▶ _KUTIPAN_:
________________

Kesukaannya pada mebel-mebel jati antik itu menurun dari sang ibu. Meski membutuhkan investasi yang tidak murah dan cukup merepotkan dalam perawatan, mebel-mebel itu awet sehingga Sundari tak pernah sekalipun menggantinya dengan yang baru. "Habis mau diapain lagi wong sudah seneng. Saya memang tipe setia," katanya dengan tawa berderai.
Selera Sundari
Di rumah dua lantai yang berdiri di atas tanah seluas 400 meter persegi itu, Sundari tinggal bersama anak semata wayangnya, Intan Soekotjo, dan adik almarhum ibunya yang berusia 77 tahun.
Intan sebenarnya punya rumah yang letaknya bersebelahan dengan rumah Sundari. Namun, Sundari meminta Intan tinggal bersamanya. "Mumpung dia belum nikah," kata Sundari. Dari rumah Intan, dibuat jalan tembus menuju salon dan spa milik Sundari.
Sebelum ibu Sundari wafat, beliau juga tinggal bersama Sundari dan Intan. Kamarnya lalu berubah menjadi ruang kerja Sundari yang kemudian berubah menjadi ruang shalat.
Seluruh rumah ditata sesuai dengan selera Sundari. Sundari dan Intan sempat ingin menata bersama, memadukan kesukaan mereka. Namun, tidak terwujud.

________________

▶ _YANG HARUS DIKERJAKAN_:
1. Menurut kutipan tentang rumah Sundari di atas, berapa luas tanah tempat rumah dua lantai itu berdiri?
2. Tuliskan ulang dengan tepat bagian kutipan tentang rumah Sundari mulai dari "Sebelum ibu Sundari" sampai dengan "menjadi ruang shalat.".
3. Lanjutkan kutipan tentang rumah Sundari mulai dari kalimat terakhirnya.

[Entri kotak pembatas]
________________

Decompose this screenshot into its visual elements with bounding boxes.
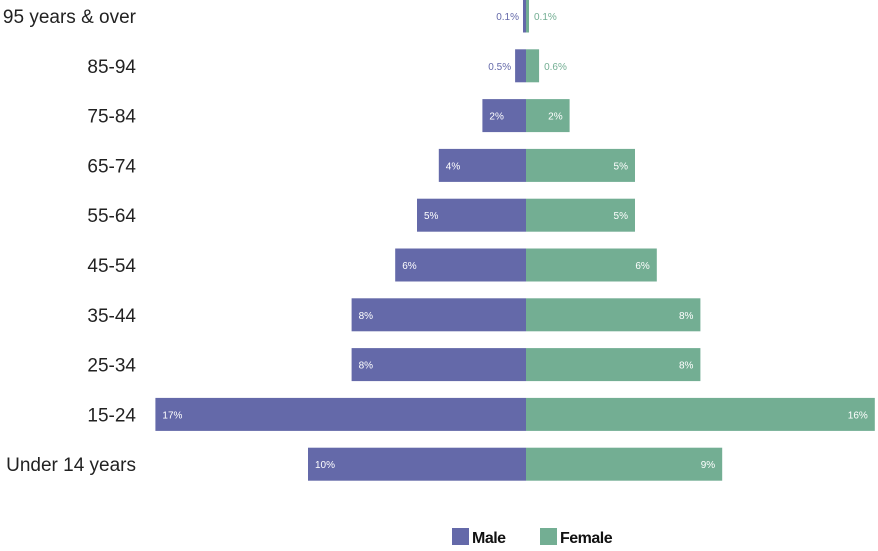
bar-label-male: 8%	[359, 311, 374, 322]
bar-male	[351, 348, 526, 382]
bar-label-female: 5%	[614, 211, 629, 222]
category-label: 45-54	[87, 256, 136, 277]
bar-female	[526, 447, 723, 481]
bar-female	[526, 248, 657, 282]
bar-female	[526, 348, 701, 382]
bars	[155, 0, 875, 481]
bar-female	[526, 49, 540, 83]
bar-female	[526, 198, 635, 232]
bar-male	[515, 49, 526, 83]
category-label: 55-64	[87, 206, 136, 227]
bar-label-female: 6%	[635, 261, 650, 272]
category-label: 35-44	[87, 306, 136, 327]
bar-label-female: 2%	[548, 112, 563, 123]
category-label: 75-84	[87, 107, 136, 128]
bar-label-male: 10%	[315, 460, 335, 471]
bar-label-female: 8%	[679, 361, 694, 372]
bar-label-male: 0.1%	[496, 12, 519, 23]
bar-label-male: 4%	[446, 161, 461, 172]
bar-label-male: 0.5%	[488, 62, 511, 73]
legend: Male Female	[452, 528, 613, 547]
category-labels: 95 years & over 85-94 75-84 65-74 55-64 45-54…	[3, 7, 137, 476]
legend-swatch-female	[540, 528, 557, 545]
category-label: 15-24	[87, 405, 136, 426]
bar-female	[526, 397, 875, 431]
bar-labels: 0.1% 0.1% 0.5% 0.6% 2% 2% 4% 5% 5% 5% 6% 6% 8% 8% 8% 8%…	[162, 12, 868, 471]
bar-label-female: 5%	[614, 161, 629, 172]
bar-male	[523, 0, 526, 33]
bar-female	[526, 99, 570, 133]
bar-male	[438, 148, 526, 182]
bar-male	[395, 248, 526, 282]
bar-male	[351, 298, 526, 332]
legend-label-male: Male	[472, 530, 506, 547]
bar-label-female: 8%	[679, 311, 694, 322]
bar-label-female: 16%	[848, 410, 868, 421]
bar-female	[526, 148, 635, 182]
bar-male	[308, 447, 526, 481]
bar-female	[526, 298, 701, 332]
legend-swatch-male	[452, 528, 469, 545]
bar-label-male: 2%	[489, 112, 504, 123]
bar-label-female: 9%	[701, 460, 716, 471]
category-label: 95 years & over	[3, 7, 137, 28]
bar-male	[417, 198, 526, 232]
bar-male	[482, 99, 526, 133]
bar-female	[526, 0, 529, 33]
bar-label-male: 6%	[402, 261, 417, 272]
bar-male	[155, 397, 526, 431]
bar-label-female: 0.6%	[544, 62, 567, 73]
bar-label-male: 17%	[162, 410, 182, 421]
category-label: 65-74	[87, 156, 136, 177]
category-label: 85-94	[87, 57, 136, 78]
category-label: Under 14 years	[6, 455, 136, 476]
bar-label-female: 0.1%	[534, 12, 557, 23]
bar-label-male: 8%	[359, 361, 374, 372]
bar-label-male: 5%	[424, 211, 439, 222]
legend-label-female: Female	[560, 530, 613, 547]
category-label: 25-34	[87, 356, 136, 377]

________________

▶ _JAWABAN LATIHAN_:
1. 400 meter persegi.

2.
Sebelum ibu Sundari wafat, beliau juga tinggal bersama Sundari dan Intan. Kamarnya lalu berubah menjadi ruang kerja Sundari yang kemudian berubah menjadi ruang shalat.

3.
"Dulu sempat, waktu baru pindah mau menata bareng. Intan kan sukanya minimalis. Kalau saya suka klasik, ukir-ukiran. Maunya depan klasik, dalam minimalis. Akhirnya kegusur saya juga. Cuma kursi di ruang tengah aja yang minimalis, warnanya hitam," kata Sundari.
Di ruang tengah itu, Sundari biasa menghabiskan waktu untuk mengobrol. Kadang bersama Intan, kadang dengan adik sang ibu. Setelah itu, jika memang sedang tak ada kesibukan mengajar atau menyanyi, Sundari akan berkutat di dapur yang menjadi salah satu bagian favoritnya di rumah itu.
Sundari rupanya piawai dalam urusan dapur. Dari tangannya lahir berbagai jenis masakan. Sayur lodeh rebung, gulai kambing, ayam dan udang goreng, rendang, sambal goreng, hingga bihun goreng. Matanya berbinar-binar saat membicarakan berbagai hal tentang masakan.
"Saya dari kelas IV SD sudah bisa bikin soto. Saya suka pura- pura lihat kalau ibu saya masak, biarpun ibu enggak pernah kasih izin anak-anaknya masuk dapur. Saya dibelikan kompor-komporan sama eyang putri, lalu saya masak di situ," kenang Sundari.
Kesenangannya memasak itu kerap membuat tamu-tamu yang bertandang kegirangan. Sundari senang menjamu dengan masakan andalannya. "Teman-teman Intan suka bercanda, kita tukeran saja. Aku jadi anaknya ibu," kata Sundari.
Aktivitas memasak di dapur menjadi salah satu kesukaan penyanyi keroncong Sundari Sukotjo saat berada di rumah di kawasan Cilandak, Jakarta, Selasa (10/10).
Salah satu menu andalan Sundari adalah ayam goreng yang dagingnya empuk meski digoreng kering dan bercita rasa gurih. Namanya, ayam goreng keroncong. "Itu teman-teman saya, katanya ayam gorengnya enak. Terus Mbak Titik Sandora tanya, \'Ayam gorengnya apa namanya Mbak Ndari?\' Saya jawab enggak ada namanya. Ya, sudah ayam goreng keroncong saja, ya," kata Sundari terkekeh.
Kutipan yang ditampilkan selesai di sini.